In the entries below, find the lines with the word "Output" and copy them.

** start **

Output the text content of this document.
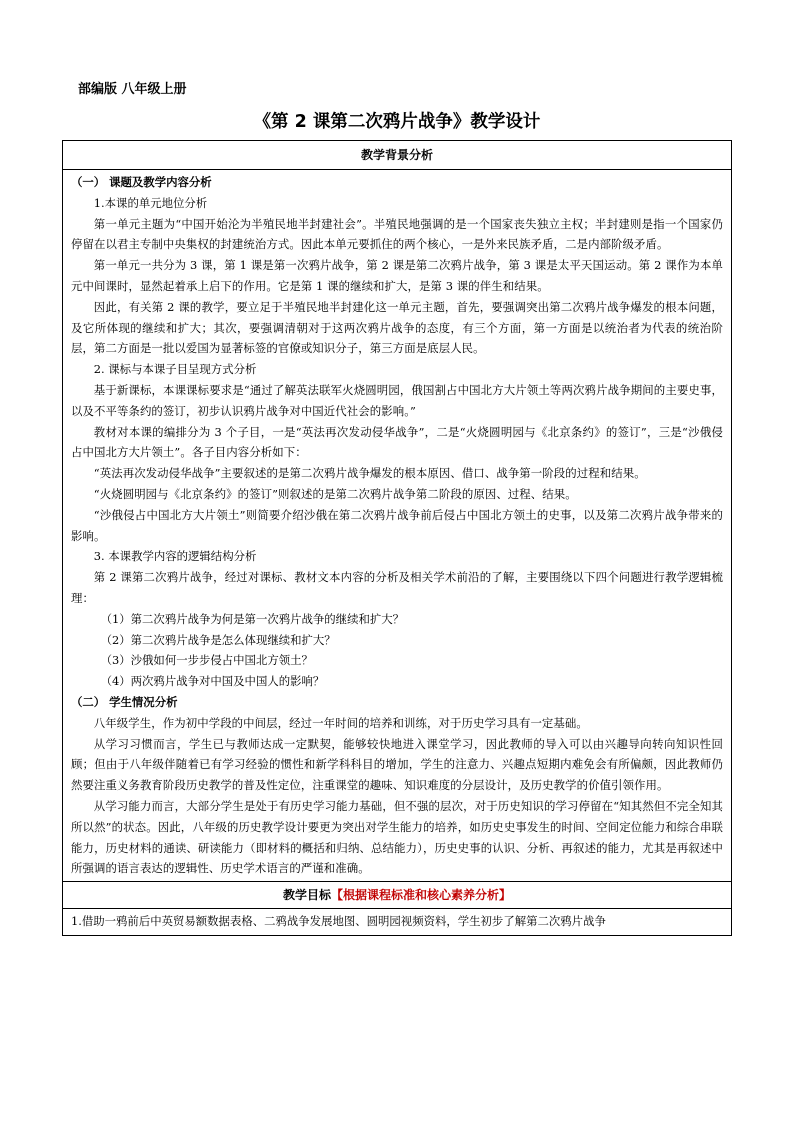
部编版 八年级上册
《第 2 课第二次鸦片战争》教学设计
教学背景分析

（一） 课题及教学内容分析

1.本课的单元地位分析

第一单元主题为“中国开始沦为半殖民地半封建社会”。半殖民地强调的是一个国家丧失独立主权；半封建则是指一个国家仍停留在以君主专制中央集权的封建统治方式。因此本单元要抓住的两个核心，一是外来民族矛盾，二是内部阶级矛盾。

第一单元一共分为 3 课，第 1 课是第一次鸦片战争，第 2 课是第二次鸦片战争，第 3 课是太平天国运动。第 2 课作为本单元中间课时，显然起着承上启下的作用。它是第 1 课的继续和扩大，是第 3 课的伴生和结果。

因此，有关第 2 课的教学，要立足于半殖民地半封建化这一单元主题，首先，要强调突出第二次鸦片战争爆发的根本问题，及它所体现的继续和扩大；其次，要强调清朝对于这两次鸦片战争的态度，有三个方面，第一方面是以统治者为代表的统治阶层，第二方面是一批以爱国为显著标签的官僚或知识分子，第三方面是底层人民。

2. 课标与本课子目呈现方式分析

基于新课标，本课课标要求是“通过了解英法联军火烧圆明园，俄国割占中国北方大片领土等两次鸦片战争期间的主要史事，以及不平等条约的签订，初步认识鸦片战争对中国近代社会的影响。”

教材对本课的编排分为 3 个子目，一是“英法再次发动侵华战争”，二是“火烧圆明园与《北京条约》的签订”，三是“沙俄侵占中国北方大片领土”。各子目内容分析如下：

“英法再次发动侵华战争”主要叙述的是第二次鸦片战争爆发的根本原因、借口、战争第一阶段的过程和结果。

“火烧圆明园与《北京条约》的签订”则叙述的是第二次鸦片战争第二阶段的原因、过程、结果。

“沙俄侵占中国北方大片领土”则简要介绍沙俄在第二次鸦片战争前后侵占中国北方领土的史事，以及第二次鸦片战争带来的影响。

3. 本课教学内容的逻辑结构分析

第 2 课第二次鸦片战争，经过对课标、教材文本内容的分析及相关学术前沿的了解，主要围绕以下四个问题进行教学逻辑梳理：

（1）第二次鸦片战争为何是第一次鸦片战争的继续和扩大？

（2）第二次鸦片战争是怎么体现继续和扩大？

（3）沙俄如何一步步侵占中国北方领土？

（4）两次鸦片战争对中国及中国人的影响？

（二） 学生情况分析

八年级学生，作为初中学段的中间层，经过一年时间的培养和训练，对于历史学习具有一定基础。

从学习习惯而言，学生已与教师达成一定默契，能够较快地进入课堂学习，因此教师的导入可以由兴趣导向转向知识性回顾；但由于八年级伴随着已有学习经验的惯性和新学科科目的增加，学生的注意力、兴趣点短期内难免会有所偏颇，因此教师仍然要注重义务教育阶段历史教学的普及性定位，注重课堂的趣味、知识难度的分层设计，及历史教学的价值引领作用。

从学习能力而言，大部分学生是处于有历史学习能力基础，但不强的层次，对于历史知识的学习停留在“知其然但不完全知其所以然”的状态。因此，八年级的历史教学设计要更为突出对学生能力的培养，如历史史事发生的时间、空间定位能力和综合串联能力，历史材料的通读、研读能力（即材料的概括和归纳、总结能力），历史史事的认识、分析、再叙述的能力，尤其是再叙述中所强调的语言表达的逻辑性、历史学术语言的严谨和准确。

教学目标【根据课程标准和核心素养分析】

1.借助一鸦前后中英贸易额数据表格、二鸦战争发展地图、圆明园视频资料，学生初步了解第二次鸦片战争
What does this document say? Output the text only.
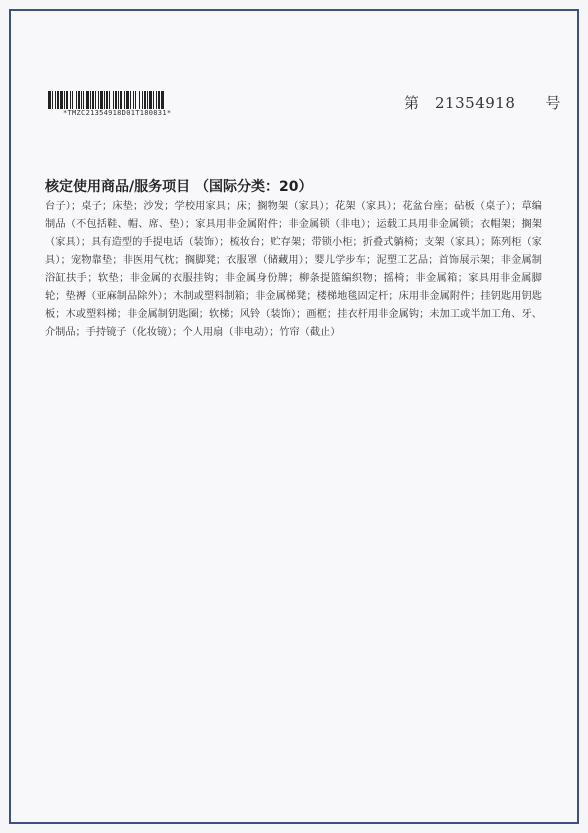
*TMZC21354918D01T180831*
第 21354918 号
核定使用商品/服务项目 （国际分类：20）
台子）；桌子；床垫；沙发；学校用家具；床；搁物架（家具）；花架（家具）；花盆台座；砧板（桌子）；草编制品（不包括鞋、帽、席、垫）；家具用非金属附件；非金属锁（非电）；运载工具用非金属锁；衣帽架；搁架（家具）；具有造型的手提电话（装饰）；梳妆台；贮存架；带锁小柜；折叠式躺椅；支架（家具）；陈列柜（家具）；宠物靠垫；非医用气枕；搁脚凳；衣服罩（储藏用）；婴儿学步车；泥塑工艺品；首饰展示架；非金属制浴缸扶手；软垫；非金属的衣服挂钩；非金属身份牌；柳条提篮编织物；摇椅；非金属箱；家具用非金属脚轮；垫褥（亚麻制品除外）；木制或塑料制箱；非金属梯凳；楼梯地毯固定杆；床用非金属附件；挂钥匙用钥匙板；木或塑料梯；非金属制钥匙圈；软梯；风铃（装饰）；画框；挂衣杆用非金属钩；未加工或半加工角、牙、介制品；手持镜子（化妆镜）；个人用扇（非电动）；竹帘（截止）
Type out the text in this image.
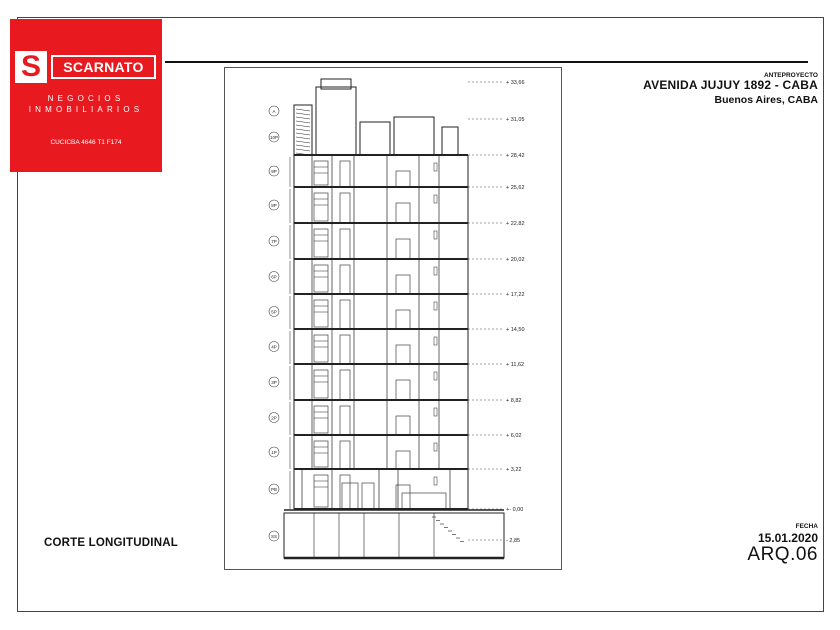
S	SCARNATO
NEGOCIOS
INMOBILIARIOS
CUCICBA 4646 T1 F174
ANTEPROYECTO
AVENIDA JUJUY 1892 - CABA
Buenos Aires, CABA
FECHA
15.01.2020
ARQ.06
CORTE LONGITUDINAL
+ 33,66
+ 31,05
A
+ 28,42
10P
+ 25,62
9P
+ 22,82
8P
+ 20,02
7P
+ 17,22
6P
+ 14,50
5P
+ 11,62
4P
+ 8,82
3P
+ 6,02
2P
+ 3,22
1P
+- 0,00
PB
- 2,85
SS
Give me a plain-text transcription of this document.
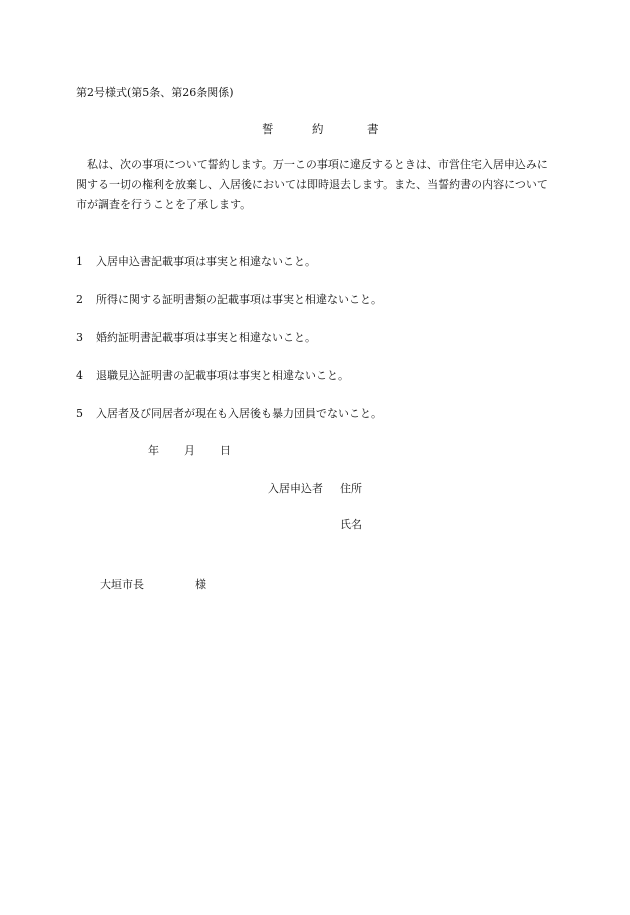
第2号様式(第5条、第26条関係)
誓	約	書

私は、次の事項について誓約します。万一この事項に違反するときは、市営住宅入居申込みに関する一切の権利を放棄し、入居後においては即時退去します。また、当誓約書の内容について市が調査を行うことを了承します。

1 入居申込書記載事項は事実と相違ないこと。
2 所得に関する証明書類の記載事項は事実と相違ないこと。
3 婚約証明書記載事項は事実と相違ないこと。
4 退職見込証明書の記載事項は事実と相違ないこと。
5 入居者及び同居者が現在も入居後も暴力団員でないこと。
年 月 日
入居申込者 住所
氏名
大垣市長	様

** end **

RESULT OF THE TASK:
Output the text content of this document.
What does this document say? Output the text only.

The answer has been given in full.